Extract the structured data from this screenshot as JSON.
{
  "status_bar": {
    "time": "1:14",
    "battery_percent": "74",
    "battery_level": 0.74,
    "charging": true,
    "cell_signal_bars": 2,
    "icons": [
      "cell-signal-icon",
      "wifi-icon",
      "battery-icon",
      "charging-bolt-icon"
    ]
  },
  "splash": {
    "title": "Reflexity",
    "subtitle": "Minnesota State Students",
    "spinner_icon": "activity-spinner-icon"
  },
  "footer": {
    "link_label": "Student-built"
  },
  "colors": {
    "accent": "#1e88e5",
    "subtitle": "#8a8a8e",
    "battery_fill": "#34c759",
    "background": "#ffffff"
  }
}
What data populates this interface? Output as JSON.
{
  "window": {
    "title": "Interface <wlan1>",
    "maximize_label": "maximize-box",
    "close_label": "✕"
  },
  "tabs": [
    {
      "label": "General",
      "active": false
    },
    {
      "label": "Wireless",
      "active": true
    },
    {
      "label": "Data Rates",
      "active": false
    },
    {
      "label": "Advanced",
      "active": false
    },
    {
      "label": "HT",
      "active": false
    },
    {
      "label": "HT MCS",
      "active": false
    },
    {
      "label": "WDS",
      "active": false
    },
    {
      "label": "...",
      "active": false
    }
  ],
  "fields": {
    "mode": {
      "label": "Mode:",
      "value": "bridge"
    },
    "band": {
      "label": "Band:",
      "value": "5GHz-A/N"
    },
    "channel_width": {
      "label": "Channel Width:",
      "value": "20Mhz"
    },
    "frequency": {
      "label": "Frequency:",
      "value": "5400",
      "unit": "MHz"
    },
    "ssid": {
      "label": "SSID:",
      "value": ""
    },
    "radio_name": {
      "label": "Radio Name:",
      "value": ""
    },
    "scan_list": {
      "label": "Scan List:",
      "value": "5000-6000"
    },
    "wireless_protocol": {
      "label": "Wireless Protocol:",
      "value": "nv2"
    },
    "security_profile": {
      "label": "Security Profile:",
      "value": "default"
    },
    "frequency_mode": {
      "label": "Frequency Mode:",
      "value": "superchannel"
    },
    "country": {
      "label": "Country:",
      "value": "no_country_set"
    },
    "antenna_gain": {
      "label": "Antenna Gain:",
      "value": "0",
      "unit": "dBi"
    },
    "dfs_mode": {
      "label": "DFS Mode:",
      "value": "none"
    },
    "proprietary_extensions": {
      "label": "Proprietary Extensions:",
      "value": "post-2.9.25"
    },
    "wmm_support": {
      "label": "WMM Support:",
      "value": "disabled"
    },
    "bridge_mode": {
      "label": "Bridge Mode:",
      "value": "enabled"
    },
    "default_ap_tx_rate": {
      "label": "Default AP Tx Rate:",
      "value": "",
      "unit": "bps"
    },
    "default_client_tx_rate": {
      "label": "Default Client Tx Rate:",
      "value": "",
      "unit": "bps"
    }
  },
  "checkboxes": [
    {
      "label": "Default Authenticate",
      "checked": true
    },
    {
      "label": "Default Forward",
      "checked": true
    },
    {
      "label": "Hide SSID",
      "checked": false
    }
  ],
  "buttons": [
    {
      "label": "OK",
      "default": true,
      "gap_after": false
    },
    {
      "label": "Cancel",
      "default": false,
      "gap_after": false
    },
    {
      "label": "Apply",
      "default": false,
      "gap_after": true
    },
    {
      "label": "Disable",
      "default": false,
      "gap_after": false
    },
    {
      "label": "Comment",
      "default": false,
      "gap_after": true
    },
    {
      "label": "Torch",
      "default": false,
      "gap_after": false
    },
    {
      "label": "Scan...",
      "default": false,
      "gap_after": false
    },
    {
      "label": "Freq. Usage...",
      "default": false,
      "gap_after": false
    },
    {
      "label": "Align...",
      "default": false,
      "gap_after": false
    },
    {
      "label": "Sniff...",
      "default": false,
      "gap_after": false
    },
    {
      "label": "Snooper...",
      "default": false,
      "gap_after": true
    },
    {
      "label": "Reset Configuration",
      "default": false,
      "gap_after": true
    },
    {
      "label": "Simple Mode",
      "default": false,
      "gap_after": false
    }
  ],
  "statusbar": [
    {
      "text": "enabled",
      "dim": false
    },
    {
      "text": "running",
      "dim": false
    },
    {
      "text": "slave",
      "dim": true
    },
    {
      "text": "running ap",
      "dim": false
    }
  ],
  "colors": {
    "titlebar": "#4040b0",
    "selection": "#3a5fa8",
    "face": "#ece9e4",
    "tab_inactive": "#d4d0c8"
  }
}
______________________________
Your task is to gather every line with the word "subtitle" and copy it.

Task solution:
    "subtitle": "Minnesota State Students",
    "subtitle": "#8a8a8e",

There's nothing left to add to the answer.